> Short exercise
Output the full listing word for word.

> The records
>> START

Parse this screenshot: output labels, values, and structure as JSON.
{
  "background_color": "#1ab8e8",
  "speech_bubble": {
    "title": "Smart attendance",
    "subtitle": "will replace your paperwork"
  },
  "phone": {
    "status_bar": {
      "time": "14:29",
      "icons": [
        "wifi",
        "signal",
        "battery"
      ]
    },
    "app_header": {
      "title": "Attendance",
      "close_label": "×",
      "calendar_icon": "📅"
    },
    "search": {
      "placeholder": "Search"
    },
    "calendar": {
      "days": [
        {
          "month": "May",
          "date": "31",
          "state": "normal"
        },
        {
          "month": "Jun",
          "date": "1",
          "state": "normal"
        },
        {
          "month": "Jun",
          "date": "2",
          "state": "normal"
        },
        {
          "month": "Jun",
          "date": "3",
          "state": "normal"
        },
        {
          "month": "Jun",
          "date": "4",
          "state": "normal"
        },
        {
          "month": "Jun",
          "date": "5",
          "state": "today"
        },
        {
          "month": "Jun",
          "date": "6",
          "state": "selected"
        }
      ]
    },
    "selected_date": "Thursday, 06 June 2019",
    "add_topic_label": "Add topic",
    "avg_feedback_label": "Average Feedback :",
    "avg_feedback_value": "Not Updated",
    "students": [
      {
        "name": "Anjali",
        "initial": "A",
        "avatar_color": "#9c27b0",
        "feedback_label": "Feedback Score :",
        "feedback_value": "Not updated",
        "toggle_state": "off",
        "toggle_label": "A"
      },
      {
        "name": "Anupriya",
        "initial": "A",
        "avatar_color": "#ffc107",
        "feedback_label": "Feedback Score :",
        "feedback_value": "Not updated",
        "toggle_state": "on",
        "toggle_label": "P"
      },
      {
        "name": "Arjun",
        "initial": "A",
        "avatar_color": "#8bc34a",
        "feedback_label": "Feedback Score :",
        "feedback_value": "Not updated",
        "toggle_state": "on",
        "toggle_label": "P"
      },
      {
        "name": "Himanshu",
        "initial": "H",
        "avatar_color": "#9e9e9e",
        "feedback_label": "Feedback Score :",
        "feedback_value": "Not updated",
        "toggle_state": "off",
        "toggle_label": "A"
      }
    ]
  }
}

>> END

> Task result
Parse this screenshot: output labels, values, and structure as JSON.
{
  "background_color": "#1ab8e8",
  "speech_bubble": {
    "title": "Smart attendance",
    "subtitle": "will replace your paperwork"
  },
  "phone": {
    "status_bar": {
      "time": "14:29",
      "icons": [
        "wifi",
        "signal",
        "battery"
      ]
    },
    "app_header": {
      "title": "Attendance",
      "close_label": "×",
      "calendar_icon": "📅"
    },
    "search": {
      "placeholder": "Search"
    },
    "calendar": {
      "days": [
        {
          "month": "May",
          "date": "31",
          "state": "normal"
        },
        {
          "month": "Jun",
          "date": "1",
          "state": "normal"
        },
        {
          "month": "Jun",
          "date": "2",
          "state": "normal"
        },
        {
          "month": "Jun",
          "date": "3",
          "state": "normal"
        },
        {
          "month": "Jun",
          "date": "4",
          "state": "normal"
        },
        {
          "month": "Jun",
          "date": "5",
          "state": "today"
        },
        {
          "month": "Jun",
          "date": "6",
          "state": "selected"
        }
      ]
    },
    "selected_date": "Thursday, 06 June 2019",
    "add_topic_label": "Add topic",
    "avg_feedback_label": "Average Feedback :",
    "avg_feedback_value": "Not Updated",
    "students": [
      {
        "name": "Anjali",
        "initial": "A",
        "avatar_color": "#9c27b0",
        "feedback_label": "Feedback Score :",
        "feedback_value": "Not updated",
        "toggle_state": "off",
        "toggle_label": "A"
      },
      {
        "name": "Anupriya",
        "initial": "A",
        "avatar_color": "#ffc107",
        "feedback_label": "Feedback Score :",
        "feedback_value": "Not updated",
        "toggle_state": "on",
        "toggle_label": "P"
      },
      {
        "name": "Arjun",
        "initial": "A",
        "avatar_color": "#8bc34a",
        "feedback_label": "Feedback Score :",
        "feedback_value": "Not updated",
        "toggle_state": "on",
        "toggle_label": "P"
      },
      {
        "name": "Himanshu",
        "initial": "H",
        "avatar_color": "#9e9e9e",
        "feedback_label": "Feedback Score :",
        "feedback_value": "Not updated",
        "toggle_state": "off",
        "toggle_label": "A"
      }
    ]
  }
}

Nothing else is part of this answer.